**Tekstfragment**
##########

Ik hoop dat er eens licht zal zijn
die door onze huizen zal schijnen waardoor er weer vriendschap en gastvrijheid
een vanzelfsprekendheid zal worden.

Ik hoop dat het licht
eens op onze weg zal schijnen zodat wij weer te zien zijn
voor wie wij altijd verborgen zijn geweest.

Ik hoop dat het licht
onze paden zal blijven verlichten zodat wij van ons leven
geen doolhof blijven maken.

Ik hoop dat het licht
dat op Paasmorgen straalt ons de weg blijft wijzen
tot in de verste uithoek toe…….

                                                                                      Gedicht van Klaas van Eijbergen

Genoemde liedjes en nog vele andere zijn te vinden op TinekesDoehoek of Vrijeschoolliederen.nl

Handgebarenspelletjes:

Een tere, warme zonnestraal
Kwam hierbeneden aan.

##########

**Opgave 1**
Kopieer letterlijk het stuk uit het tekstfragment dat begint bij "Ik hoop dat er" en eindigt bij "verborgen zijn geweest.".

##########

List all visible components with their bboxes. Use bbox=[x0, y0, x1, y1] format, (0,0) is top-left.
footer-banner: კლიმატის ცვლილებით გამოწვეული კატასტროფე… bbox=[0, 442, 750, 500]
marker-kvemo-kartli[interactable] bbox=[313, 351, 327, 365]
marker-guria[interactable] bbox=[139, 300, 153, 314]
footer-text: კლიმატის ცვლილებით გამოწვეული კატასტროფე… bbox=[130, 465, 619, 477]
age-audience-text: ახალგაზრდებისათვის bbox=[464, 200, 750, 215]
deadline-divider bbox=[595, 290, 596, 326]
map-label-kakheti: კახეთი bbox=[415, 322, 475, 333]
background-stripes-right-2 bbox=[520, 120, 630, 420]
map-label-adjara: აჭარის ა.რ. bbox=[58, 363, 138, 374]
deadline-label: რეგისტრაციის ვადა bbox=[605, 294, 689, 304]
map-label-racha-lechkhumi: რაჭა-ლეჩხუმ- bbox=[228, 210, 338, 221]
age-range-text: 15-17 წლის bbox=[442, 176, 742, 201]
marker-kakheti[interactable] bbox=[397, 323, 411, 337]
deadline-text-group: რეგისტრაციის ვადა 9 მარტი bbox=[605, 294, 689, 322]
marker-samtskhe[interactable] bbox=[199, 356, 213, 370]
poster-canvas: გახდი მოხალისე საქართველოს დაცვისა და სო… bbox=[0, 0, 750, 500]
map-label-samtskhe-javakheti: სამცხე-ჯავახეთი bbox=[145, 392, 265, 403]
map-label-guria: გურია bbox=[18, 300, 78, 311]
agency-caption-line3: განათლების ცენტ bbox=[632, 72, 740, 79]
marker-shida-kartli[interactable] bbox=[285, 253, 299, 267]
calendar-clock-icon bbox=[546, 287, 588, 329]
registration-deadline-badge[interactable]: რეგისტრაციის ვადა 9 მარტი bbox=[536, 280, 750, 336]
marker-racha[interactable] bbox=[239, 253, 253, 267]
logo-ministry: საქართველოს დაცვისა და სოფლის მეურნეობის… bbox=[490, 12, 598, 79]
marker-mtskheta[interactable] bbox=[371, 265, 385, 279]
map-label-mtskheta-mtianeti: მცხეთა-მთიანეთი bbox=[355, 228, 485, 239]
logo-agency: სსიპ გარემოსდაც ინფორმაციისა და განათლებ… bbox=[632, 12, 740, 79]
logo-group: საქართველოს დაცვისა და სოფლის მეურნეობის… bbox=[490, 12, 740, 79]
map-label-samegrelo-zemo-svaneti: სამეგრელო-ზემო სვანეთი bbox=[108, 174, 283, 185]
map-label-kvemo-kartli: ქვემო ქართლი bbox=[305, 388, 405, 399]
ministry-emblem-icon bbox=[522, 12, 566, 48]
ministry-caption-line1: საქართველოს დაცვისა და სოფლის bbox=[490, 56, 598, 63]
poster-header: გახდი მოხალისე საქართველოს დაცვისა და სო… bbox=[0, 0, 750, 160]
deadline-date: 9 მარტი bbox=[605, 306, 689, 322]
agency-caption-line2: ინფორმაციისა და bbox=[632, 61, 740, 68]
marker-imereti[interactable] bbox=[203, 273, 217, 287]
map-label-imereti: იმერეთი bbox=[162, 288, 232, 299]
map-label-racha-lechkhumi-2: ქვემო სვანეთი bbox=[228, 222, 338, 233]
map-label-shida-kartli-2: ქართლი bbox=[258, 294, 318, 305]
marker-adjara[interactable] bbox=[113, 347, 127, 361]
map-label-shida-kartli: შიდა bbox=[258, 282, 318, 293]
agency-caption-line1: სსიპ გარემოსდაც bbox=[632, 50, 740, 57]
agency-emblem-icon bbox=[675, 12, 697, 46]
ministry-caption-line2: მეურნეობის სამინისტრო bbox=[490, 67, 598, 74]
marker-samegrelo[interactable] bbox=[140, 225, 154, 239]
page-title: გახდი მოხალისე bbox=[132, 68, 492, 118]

##########

**Opgave 2**
Schrijf alstublieft de regels van de vermeldingen woordelijk op, te beginnen bij de eerste regel van de vermeldingen en eindigend bij de regel met "agency-caption-line2: ინფორმაციისა და". Beide uiteinden horen erbij, en verder niets.

**Verwachte uitvoer 1**
Ik hoop dat er eens licht zal zijn
die door onze huizen zal schijnen waardoor er weer vriendschap en gastvrijheid
een vanzelfsprekendheid zal worden.

Ik hoop dat het licht
eens op onze weg zal schijnen zodat wij weer te zien zijn
voor wie wij altijd verborgen zijn geweest.

**Verwachte uitvoer 2**
List all visible components with their bboxes. Use bbox=[x0, y0, x1, y1] format, (0,0) is top-left.
footer-banner: კლიმატის ცვლილებით გამოწვეული კატასტროფე… bbox=[0, 442, 750, 500]
marker-kvemo-kartli[interactable] bbox=[313, 351, 327, 365]
marker-guria[interactable] bbox=[139, 300, 153, 314]
footer-text: კლიმატის ცვლილებით გამოწვეული კატასტროფე… bbox=[130, 465, 619, 477]
age-audience-text: ახალგაზრდებისათვის bbox=[464, 200, 750, 215]
deadline-divider bbox=[595, 290, 596, 326]
map-label-kakheti: კახეთი bbox=[415, 322, 475, 333]
background-stripes-right-2 bbox=[520, 120, 630, 420]
map-label-adjara: აჭარის ა.რ. bbox=[58, 363, 138, 374]
deadline-label: რეგისტრაციის ვადა bbox=[605, 294, 689, 304]
map-label-racha-lechkhumi: რაჭა-ლეჩხუმ- bbox=[228, 210, 338, 221]
age-range-text: 15-17 წლის bbox=[442, 176, 742, 201]
marker-kakheti[interactable] bbox=[397, 323, 411, 337]
deadline-text-group: რეგისტრაციის ვადა 9 მარტი bbox=[605, 294, 689, 322]
marker-samtskhe[interactable] bbox=[199, 356, 213, 370]
poster-canvas: გახდი მოხალისე საქართველოს დაცვისა და სო… bbox=[0, 0, 750, 500]
map-label-samtskhe-javakheti: სამცხე-ჯავახეთი bbox=[145, 392, 265, 403]
map-label-guria: გურია bbox=[18, 300, 78, 311]
agency-caption-line3: განათლების ცენტ bbox=[632, 72, 740, 79]
marker-shida-kartli[interactable] bbox=[285, 253, 299, 267]
calendar-clock-icon bbox=[546, 287, 588, 329]
registration-deadline-badge[interactable]: რეგისტრაციის ვადა 9 მარტი bbox=[536, 280, 750, 336]
marker-racha[interactable] bbox=[239, 253, 253, 267]
logo-ministry: საქართველოს დაცვისა და სოფლის მეურნეობის… bbox=[490, 12, 598, 79]
marker-mtskheta[interactable] bbox=[371, 265, 385, 279]
map-label-mtskheta-mtianeti: მცხეთა-მთიანეთი bbox=[355, 228, 485, 239]
logo-agency: სსიპ გარემოსდაც ინფორმაციისა და განათლებ… bbox=[632, 12, 740, 79]
logo-group: საქართველოს დაცვისა და სოფლის მეურნეობის… bbox=[490, 12, 740, 79]
map-label-samegrelo-zemo-svaneti: სამეგრელო-ზემო სვანეთი bbox=[108, 174, 283, 185]
map-label-kvemo-kartli: ქვემო ქართლი bbox=[305, 388, 405, 399]
ministry-emblem-icon bbox=[522, 12, 566, 48]
ministry-caption-line1: საქართველოს დაცვისა და სოფლის bbox=[490, 56, 598, 63]
poster-header: გახდი მოხალისე საქართველოს დაცვისა და სო… bbox=[0, 0, 750, 160]
deadline-date: 9 მარტი bbox=[605, 306, 689, 322]
agency-caption-line2: ინფორმაციისა და bbox=[632, 61, 740, 68]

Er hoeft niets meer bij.